* **OBJECTIVE**
Transcribe the records that follow, preserving every word.

Figure content listings
################
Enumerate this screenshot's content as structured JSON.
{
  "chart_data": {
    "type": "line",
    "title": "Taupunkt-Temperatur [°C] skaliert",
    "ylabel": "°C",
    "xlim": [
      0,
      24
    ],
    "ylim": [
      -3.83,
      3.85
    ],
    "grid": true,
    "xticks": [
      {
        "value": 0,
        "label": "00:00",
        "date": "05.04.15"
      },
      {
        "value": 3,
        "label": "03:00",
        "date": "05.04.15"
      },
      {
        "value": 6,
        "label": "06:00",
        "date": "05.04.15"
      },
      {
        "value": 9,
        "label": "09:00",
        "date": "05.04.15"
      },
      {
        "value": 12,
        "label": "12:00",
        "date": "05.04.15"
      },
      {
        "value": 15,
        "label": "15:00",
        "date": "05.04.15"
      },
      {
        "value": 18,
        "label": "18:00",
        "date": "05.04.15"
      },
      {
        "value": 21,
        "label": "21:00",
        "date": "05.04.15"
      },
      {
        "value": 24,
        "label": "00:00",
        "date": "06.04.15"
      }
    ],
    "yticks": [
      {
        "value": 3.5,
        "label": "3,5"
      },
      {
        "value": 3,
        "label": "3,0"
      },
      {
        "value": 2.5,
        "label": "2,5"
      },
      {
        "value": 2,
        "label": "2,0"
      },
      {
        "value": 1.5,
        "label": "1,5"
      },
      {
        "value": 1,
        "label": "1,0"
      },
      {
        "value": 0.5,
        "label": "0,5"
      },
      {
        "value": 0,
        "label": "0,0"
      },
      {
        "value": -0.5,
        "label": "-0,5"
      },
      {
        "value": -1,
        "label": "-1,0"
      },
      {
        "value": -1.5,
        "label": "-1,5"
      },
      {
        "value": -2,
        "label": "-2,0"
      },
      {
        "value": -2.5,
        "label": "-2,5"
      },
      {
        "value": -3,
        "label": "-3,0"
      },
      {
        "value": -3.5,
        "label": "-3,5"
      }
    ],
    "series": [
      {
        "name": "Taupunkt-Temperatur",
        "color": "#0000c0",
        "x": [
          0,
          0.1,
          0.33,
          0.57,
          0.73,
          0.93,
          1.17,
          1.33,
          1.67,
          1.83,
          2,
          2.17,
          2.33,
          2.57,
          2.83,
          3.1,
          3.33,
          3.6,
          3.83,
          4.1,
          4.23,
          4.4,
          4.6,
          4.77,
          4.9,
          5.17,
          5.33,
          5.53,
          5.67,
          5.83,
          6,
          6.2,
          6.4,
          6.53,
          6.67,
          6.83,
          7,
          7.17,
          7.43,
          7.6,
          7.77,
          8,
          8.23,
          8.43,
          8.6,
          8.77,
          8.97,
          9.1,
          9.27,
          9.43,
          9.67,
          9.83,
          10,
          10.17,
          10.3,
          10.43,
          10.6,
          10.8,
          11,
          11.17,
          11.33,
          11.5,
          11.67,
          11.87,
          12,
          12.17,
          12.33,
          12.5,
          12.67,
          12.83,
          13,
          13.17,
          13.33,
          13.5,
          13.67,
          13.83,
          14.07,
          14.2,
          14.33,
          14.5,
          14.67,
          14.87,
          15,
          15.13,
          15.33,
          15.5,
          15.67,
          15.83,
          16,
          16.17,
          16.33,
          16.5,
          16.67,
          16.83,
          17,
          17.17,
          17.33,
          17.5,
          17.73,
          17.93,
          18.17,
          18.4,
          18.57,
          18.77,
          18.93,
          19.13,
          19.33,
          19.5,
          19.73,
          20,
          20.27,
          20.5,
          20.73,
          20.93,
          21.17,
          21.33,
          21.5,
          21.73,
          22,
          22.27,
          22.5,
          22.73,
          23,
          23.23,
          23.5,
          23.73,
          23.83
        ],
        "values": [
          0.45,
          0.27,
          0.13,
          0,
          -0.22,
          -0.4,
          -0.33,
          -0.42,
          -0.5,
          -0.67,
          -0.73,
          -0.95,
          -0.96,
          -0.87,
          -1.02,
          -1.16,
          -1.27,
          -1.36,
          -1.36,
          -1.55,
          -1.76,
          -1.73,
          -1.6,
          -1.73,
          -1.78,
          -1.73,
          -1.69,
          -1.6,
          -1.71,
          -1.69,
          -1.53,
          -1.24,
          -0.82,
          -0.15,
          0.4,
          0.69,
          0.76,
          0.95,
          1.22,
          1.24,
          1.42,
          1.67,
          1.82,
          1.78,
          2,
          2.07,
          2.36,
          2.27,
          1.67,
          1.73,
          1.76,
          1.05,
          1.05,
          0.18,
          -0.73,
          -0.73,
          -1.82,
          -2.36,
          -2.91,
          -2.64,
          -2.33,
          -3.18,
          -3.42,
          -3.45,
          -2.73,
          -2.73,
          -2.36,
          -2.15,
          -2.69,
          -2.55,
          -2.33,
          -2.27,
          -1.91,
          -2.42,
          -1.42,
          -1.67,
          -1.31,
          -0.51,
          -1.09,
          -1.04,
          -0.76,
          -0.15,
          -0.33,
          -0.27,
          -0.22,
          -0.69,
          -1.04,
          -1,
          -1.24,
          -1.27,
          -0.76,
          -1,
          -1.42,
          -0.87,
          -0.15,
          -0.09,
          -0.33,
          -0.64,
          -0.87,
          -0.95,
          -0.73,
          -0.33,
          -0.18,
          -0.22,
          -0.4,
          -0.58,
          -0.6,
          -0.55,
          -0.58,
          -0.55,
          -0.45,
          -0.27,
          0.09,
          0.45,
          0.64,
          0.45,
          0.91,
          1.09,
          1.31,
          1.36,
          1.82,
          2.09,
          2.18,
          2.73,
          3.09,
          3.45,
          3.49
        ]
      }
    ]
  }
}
################
* **SOLUTION TO THE PROBLEM**
Enumerate this screenshot's content as structured JSON.
{
  "chart_data": {
    "type": "line",
    "title": "Taupunkt-Temperatur [°C] skaliert",
    "ylabel": "°C",
    "xlim": [
      0,
      24
    ],
    "ylim": [
      -3.83,
      3.85
    ],
    "grid": true,
    "xticks": [
      {
        "value": 0,
        "label": "00:00",
        "date": "05.04.15"
      },
      {
        "value": 3,
        "label": "03:00",
        "date": "05.04.15"
      },
      {
        "value": 6,
        "label": "06:00",
        "date": "05.04.15"
      },
      {
        "value": 9,
        "label": "09:00",
        "date": "05.04.15"
      },
      {
        "value": 12,
        "label": "12:00",
        "date": "05.04.15"
      },
      {
        "value": 15,
        "label": "15:00",
        "date": "05.04.15"
      },
      {
        "value": 18,
        "label": "18:00",
        "date": "05.04.15"
      },
      {
        "value": 21,
        "label": "21:00",
        "date": "05.04.15"
      },
      {
        "value": 24,
        "label": "00:00",
        "date": "06.04.15"
      }
    ],
    "yticks": [
      {
        "value": 3.5,
        "label": "3,5"
      },
      {
        "value": 3,
        "label": "3,0"
      },
      {
        "value": 2.5,
        "label": "2,5"
      },
      {
        "value": 2,
        "label": "2,0"
      },
      {
        "value": 1.5,
        "label": "1,5"
      },
      {
        "value": 1,
        "label": "1,0"
      },
      {
        "value": 0.5,
        "label": "0,5"
      },
      {
        "value": 0,
        "label": "0,0"
      },
      {
        "value": -0.5,
        "label": "-0,5"
      },
      {
        "value": -1,
        "label": "-1,0"
      },
      {
        "value": -1.5,
        "label": "-1,5"
      },
      {
        "value": -2,
        "label": "-2,0"
      },
      {
        "value": -2.5,
        "label": "-2,5"
      },
      {
        "value": -3,
        "label": "-3,0"
      },
      {
        "value": -3.5,
        "label": "-3,5"
      }
    ],
    "series": [
      {
        "name": "Taupunkt-Temperatur",
        "color": "#0000c0",
        "x": [
          0,
          0.1,
          0.33,
          0.57,
          0.73,
          0.93,
          1.17,
          1.33,
          1.67,
          1.83,
          2,
          2.17,
          2.33,
          2.57,
          2.83,
          3.1,
          3.33,
          3.6,
          3.83,
          4.1,
          4.23,
          4.4,
          4.6,
          4.77,
          4.9,
          5.17,
          5.33,
          5.53,
          5.67,
          5.83,
          6,
          6.2,
          6.4,
          6.53,
          6.67,
          6.83,
          7,
          7.17,
          7.43,
          7.6,
          7.77,
          8,
          8.23,
          8.43,
          8.6,
          8.77,
          8.97,
          9.1,
          9.27,
          9.43,
          9.67,
          9.83,
          10,
          10.17,
          10.3,
          10.43,
          10.6,
          10.8,
          11,
          11.17,
          11.33,
          11.5,
          11.67,
          11.87,
          12,
          12.17,
          12.33,
          12.5,
          12.67,
          12.83,
          13,
          13.17,
          13.33,
          13.5,
          13.67,
          13.83,
          14.07,
          14.2,
          14.33,
          14.5,
          14.67,
          14.87,
          15,
          15.13,
          15.33,
          15.5,
          15.67,
          15.83,
          16,
          16.17,
          16.33,
          16.5,
          16.67,
          16.83,
          17,
          17.17,
          17.33,
          17.5,
          17.73,
          17.93,
          18.17,
          18.4,
          18.57,
          18.77,
          18.93,
          19.13,
          19.33,
          19.5,
          19.73,
          20,
          20.27,
          20.5,
          20.73,
          20.93,
          21.17,
          21.33,
          21.5,
          21.73,
          22,
          22.27,
          22.5,
          22.73,
          23,
          23.23,
          23.5,
          23.73,
          23.83
        ],
        "values": [
          0.45,
          0.27,
          0.13,
          0,
          -0.22,
          -0.4,
          -0.33,
          -0.42,
          -0.5,
          -0.67,
          -0.73,
          -0.95,
          -0.96,
          -0.87,
          -1.02,
          -1.16,
          -1.27,
          -1.36,
          -1.36,
          -1.55,
          -1.76,
          -1.73,
          -1.6,
          -1.73,
          -1.78,
          -1.73,
          -1.69,
          -1.6,
          -1.71,
          -1.69,
          -1.53,
          -1.24,
          -0.82,
          -0.15,
          0.4,
          0.69,
          0.76,
          0.95,
          1.22,
          1.24,
          1.42,
          1.67,
          1.82,
          1.78,
          2,
          2.07,
          2.36,
          2.27,
          1.67,
          1.73,
          1.76,
          1.05,
          1.05,
          0.18,
          -0.73,
          -0.73,
          -1.82,
          -2.36,
          -2.91,
          -2.64,
          -2.33,
          -3.18,
          -3.42,
          -3.45,
          -2.73,
          -2.73,
          -2.36,
          -2.15,
          -2.69,
          -2.55,
          -2.33,
          -2.27,
          -1.91,
          -2.42,
          -1.42,
          -1.67,
          -1.31,
          -0.51,
          -1.09,
          -1.04,
          -0.76,
          -0.15,
          -0.33,
          -0.27,
          -0.22,
          -0.69,
          -1.04,
          -1,
          -1.24,
          -1.27,
          -0.76,
          -1,
          -1.42,
          -0.87,
          -0.15,
          -0.09,
          -0.33,
          -0.64,
          -0.87,
          -0.95,
          -0.73,
          -0.33,
          -0.18,
          -0.22,
          -0.4,
          -0.58,
          -0.6,
          -0.55,
          -0.58,
          -0.55,
          -0.45,
          -0.27,
          0.09,
          0.45,
          0.64,
          0.45,
          0.91,
          1.09,
          1.31,
          1.36,
          1.82,
          2.09,
          2.18,
          2.73,
          3.09,
          3.45,
          3.49
        ]
      }
    ]
  }
}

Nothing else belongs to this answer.